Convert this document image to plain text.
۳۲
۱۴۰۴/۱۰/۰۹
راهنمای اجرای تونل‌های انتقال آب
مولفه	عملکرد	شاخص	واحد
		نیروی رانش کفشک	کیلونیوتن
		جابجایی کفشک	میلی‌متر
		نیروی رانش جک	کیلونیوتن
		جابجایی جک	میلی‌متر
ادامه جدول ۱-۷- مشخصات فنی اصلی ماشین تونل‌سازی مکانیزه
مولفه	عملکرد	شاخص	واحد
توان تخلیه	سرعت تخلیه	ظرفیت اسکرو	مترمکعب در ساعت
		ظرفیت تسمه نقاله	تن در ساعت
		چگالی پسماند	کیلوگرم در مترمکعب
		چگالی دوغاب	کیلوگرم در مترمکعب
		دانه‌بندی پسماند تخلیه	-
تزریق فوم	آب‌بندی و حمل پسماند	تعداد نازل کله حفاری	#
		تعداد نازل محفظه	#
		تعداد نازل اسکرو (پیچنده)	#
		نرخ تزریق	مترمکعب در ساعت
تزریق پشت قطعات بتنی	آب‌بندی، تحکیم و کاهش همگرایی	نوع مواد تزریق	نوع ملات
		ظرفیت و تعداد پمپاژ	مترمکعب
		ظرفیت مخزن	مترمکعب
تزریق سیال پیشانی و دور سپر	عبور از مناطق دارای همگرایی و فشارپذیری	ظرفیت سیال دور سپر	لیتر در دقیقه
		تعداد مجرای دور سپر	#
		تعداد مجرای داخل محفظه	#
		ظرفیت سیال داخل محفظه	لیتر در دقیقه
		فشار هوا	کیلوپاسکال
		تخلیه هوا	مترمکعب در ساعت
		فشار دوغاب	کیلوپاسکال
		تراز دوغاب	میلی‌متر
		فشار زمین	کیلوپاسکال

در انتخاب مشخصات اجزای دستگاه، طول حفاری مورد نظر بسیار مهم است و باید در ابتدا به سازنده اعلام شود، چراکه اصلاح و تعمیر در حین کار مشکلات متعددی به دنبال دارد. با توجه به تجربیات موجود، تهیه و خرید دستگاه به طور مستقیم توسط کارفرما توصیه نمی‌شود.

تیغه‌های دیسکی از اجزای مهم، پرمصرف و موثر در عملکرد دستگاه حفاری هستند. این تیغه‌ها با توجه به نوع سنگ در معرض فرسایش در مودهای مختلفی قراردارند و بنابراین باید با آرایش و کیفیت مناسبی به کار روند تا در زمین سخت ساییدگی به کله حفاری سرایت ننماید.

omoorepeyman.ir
• • •
TASK DIRECTIONS – Restate the listing above word for word.

OUTPUT FOR THIS EXERCISE –
Convert this document image to plain text.
۳۲
۱۴۰۴/۱۰/۰۹
راهنمای اجرای تونل‌های انتقال آب
مولفه	عملکرد	شاخص	واحد
		نیروی رانش کفشک	کیلونیوتن
		جابجایی کفشک	میلی‌متر
		نیروی رانش جک	کیلونیوتن
		جابجایی جک	میلی‌متر
ادامه جدول ۱-۷- مشخصات فنی اصلی ماشین تونل‌سازی مکانیزه
مولفه	عملکرد	شاخص	واحد
توان تخلیه	سرعت تخلیه	ظرفیت اسکرو	مترمکعب در ساعت
		ظرفیت تسمه نقاله	تن در ساعت
		چگالی پسماند	کیلوگرم در مترمکعب
		چگالی دوغاب	کیلوگرم در مترمکعب
		دانه‌بندی پسماند تخلیه	-
تزریق فوم	آب‌بندی و حمل پسماند	تعداد نازل کله حفاری	#
		تعداد نازل محفظه	#
		تعداد نازل اسکرو (پیچنده)	#
		نرخ تزریق	مترمکعب در ساعت
تزریق پشت قطعات بتنی	آب‌بندی، تحکیم و کاهش همگرایی	نوع مواد تزریق	نوع ملات
		ظرفیت و تعداد پمپاژ	مترمکعب
		ظرفیت مخزن	مترمکعب
تزریق سیال پیشانی و دور سپر	عبور از مناطق دارای همگرایی و فشارپذیری	ظرفیت سیال دور سپر	لیتر در دقیقه
		تعداد مجرای دور سپر	#
		تعداد مجرای داخل محفظه	#
		ظرفیت سیال داخل محفظه	لیتر در دقیقه
		فشار هوا	کیلوپاسکال
		تخلیه هوا	مترمکعب در ساعت
		فشار دوغاب	کیلوپاسکال
		تراز دوغاب	میلی‌متر
		فشار زمین	کیلوپاسکال

در انتخاب مشخصات اجزای دستگاه، طول حفاری مورد نظر بسیار مهم است و باید در ابتدا به سازنده اعلام شود، چراکه اصلاح و تعمیر در حین کار مشکلات متعددی به دنبال دارد. با توجه به تجربیات موجود، تهیه و خرید دستگاه به طور مستقیم توسط کارفرما توصیه نمی‌شود.

تیغه‌های دیسکی از اجزای مهم، پرمصرف و موثر در عملکرد دستگاه حفاری هستند. این تیغه‌ها با توجه به نوع سنگ در معرض فرسایش در مودهای مختلفی قراردارند و بنابراین باید با آرایش و کیفیت مناسبی به کار روند تا در زمین سخت ساییدگی به کله حفاری سرایت ننماید.

omoorepeyman.ir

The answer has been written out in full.